■ Task instructions:
a - From the researcher biographies, list every university where Dr. David Rodriguez earned a degree.
b - Extend the researcher biographies with new text that picks up after their final sentence.

■ Quoted passage:
________________________

He is currently the main supervisor of 11 PhD students and 7 PostDocs. He has published over 120 peer-reviewed publications. His main research interests are Aerial, Planetary and Orbital Robotics for Autonomous Navigation, Situational Awareness, Perception, Machine Learning, and multi-robot interaction in autonomous exploration, inspection, and operations. He is an associate editor of IROS, ICRA and ICUAS conferences and the Journal of Intelligent & Robotics Systems (JINT), Frontiers on Space and Field robotics and the International Journal of Robotics Research (IJRR).
Dr. David Rodriguez is a Research Scientist at the EPFL Space Center, currently responsible for EPFL’s Lunar Hub and leading the center’s efforts in lunar research and technology development with projects spanning from fast off-road autonomous navigation to innovative robotic systems for the exploration of extreme environments. He also leads projects on the development of new space instrumentation and on the subject of active deorbiting of defunct satellites, and he supervises the activities of the students associations related to space at EPFL.
Formerly he held several positions as a researcher for the Automation & Robotics Section of the European Space Agency and as a visiting scientist for the Institute of System Dynamics & Control of the German Aerospace Center. He holds a Bachelor & Master’s Degree in Mechanical Engineering from Carlos III University of Madrid, a Master’s Degree in Space Studies from the International Space University, and a PhD in Robotics from Tohoku University.

________________________

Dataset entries
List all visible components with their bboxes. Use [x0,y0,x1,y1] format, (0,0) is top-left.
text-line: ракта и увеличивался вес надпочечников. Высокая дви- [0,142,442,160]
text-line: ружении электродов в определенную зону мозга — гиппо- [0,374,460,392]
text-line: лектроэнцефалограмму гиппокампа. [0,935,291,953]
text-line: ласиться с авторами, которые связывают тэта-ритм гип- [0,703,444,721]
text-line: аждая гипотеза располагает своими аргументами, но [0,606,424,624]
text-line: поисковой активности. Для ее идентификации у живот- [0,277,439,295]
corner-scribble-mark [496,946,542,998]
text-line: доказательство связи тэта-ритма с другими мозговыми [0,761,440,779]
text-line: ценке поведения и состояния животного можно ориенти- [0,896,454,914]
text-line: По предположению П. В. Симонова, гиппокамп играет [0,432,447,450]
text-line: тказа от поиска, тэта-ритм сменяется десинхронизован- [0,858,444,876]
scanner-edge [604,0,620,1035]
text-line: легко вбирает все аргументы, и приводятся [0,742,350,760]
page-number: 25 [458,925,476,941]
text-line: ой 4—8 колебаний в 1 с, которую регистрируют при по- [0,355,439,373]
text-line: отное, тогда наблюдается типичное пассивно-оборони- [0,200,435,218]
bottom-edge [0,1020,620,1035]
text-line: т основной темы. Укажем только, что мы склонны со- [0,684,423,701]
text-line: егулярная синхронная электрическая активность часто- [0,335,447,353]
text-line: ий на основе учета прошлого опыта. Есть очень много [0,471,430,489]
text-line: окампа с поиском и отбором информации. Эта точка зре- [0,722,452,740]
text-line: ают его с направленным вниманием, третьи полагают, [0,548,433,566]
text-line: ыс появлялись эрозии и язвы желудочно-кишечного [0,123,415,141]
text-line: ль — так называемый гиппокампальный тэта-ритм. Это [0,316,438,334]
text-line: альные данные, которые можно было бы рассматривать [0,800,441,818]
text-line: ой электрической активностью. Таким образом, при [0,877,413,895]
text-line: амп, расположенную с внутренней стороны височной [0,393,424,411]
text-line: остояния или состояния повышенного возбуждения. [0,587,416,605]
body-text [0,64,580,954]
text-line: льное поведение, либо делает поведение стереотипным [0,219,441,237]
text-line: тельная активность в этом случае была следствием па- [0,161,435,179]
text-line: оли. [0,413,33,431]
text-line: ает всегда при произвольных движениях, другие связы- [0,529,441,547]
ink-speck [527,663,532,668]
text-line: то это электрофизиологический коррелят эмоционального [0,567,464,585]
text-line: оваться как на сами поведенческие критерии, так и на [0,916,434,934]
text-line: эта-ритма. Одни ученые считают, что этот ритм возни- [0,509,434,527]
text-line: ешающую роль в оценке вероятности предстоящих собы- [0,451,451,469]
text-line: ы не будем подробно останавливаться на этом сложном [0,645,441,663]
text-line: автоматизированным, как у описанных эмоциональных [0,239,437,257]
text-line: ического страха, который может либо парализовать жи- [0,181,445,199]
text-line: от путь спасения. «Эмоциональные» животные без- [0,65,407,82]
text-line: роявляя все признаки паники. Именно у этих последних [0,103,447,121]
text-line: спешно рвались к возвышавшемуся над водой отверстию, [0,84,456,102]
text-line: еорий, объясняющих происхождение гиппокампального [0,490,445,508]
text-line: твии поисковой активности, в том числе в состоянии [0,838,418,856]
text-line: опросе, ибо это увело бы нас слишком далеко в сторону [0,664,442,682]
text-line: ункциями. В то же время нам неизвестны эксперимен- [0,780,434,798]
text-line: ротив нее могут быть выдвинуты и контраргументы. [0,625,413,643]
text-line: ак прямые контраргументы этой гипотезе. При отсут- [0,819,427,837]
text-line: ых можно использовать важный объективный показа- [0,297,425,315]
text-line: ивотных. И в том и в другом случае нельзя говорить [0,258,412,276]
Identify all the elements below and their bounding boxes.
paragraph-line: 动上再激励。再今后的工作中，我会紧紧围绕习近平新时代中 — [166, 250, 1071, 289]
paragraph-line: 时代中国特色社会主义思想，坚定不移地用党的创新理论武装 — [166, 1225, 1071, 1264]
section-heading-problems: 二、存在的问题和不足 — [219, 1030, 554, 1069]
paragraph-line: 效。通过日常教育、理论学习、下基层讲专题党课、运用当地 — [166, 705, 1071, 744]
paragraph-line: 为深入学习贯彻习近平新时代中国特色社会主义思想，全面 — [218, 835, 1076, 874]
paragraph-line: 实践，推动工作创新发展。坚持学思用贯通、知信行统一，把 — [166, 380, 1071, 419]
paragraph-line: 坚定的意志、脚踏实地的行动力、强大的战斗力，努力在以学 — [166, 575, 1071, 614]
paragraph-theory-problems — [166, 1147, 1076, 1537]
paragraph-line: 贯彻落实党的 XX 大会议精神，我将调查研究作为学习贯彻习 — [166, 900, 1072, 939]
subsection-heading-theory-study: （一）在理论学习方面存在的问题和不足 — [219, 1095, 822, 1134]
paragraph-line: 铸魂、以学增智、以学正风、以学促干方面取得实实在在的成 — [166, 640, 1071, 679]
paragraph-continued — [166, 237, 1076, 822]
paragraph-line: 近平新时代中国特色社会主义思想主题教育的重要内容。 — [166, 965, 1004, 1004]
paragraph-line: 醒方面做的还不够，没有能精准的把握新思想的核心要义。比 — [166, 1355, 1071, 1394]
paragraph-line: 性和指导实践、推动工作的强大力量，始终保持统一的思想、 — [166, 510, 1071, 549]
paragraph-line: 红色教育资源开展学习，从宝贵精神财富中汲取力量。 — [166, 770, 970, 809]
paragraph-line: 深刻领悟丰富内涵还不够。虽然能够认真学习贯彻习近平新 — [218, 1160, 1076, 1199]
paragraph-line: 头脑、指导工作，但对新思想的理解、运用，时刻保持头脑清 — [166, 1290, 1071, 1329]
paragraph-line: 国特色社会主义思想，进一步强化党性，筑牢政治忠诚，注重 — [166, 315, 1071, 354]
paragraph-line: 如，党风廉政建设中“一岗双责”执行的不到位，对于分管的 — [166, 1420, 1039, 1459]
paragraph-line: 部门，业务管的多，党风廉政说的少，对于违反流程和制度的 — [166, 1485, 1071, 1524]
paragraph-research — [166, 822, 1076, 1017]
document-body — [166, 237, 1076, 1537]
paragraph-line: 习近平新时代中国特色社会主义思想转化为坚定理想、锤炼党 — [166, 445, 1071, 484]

________________________

■ Responses:
a -
- Carlos III University of Madrid
- International Space University
- Tohoku University

b -
Prof. Dr. Raj Thilak Rajan is a tenured assistant professor with the Signal Processing Systems (SPS) group, at the Faculty of EEMCS at the Delft university of technology (TUD), and is the Co-director of the Delft Sensor AI Lab. He received his Ph.D. in 2016 from TUD, and obtained his M.Sc. (class first) and B.Sc. (with distinction) in electronic sciences from University of Pune, India in 2006 and 2004 respectively. Previously, he held research positions with diverse responsibilities at IMEC (Eindhoven, 2015-2018), University of Twente (Enschede, 2014-2015), ASTRON (Dwingeloo, 2008-2014), CERN (Geneva, 2007-2008), and Politenico di Bari (Bari, 2007-2008).
Dr. Rajan is an IEEE Senior member, an elected member of the IAF-SCAN (International Astronautical Federation - Space Communications And Navigation) committee, the IEEE ASI (Autonomous Systems Initiative), and a Board member of the Netherlands Space Society (NVR). He is an Associate Editor for the IEEE Open Journal of Signal Processing (IEEE-OJSP) and is a reviewer for various signal processing and aerospace journals and conferences. His research interests lie in statistical machine learning and optimization, with applications to distributed autonomous sensing systems.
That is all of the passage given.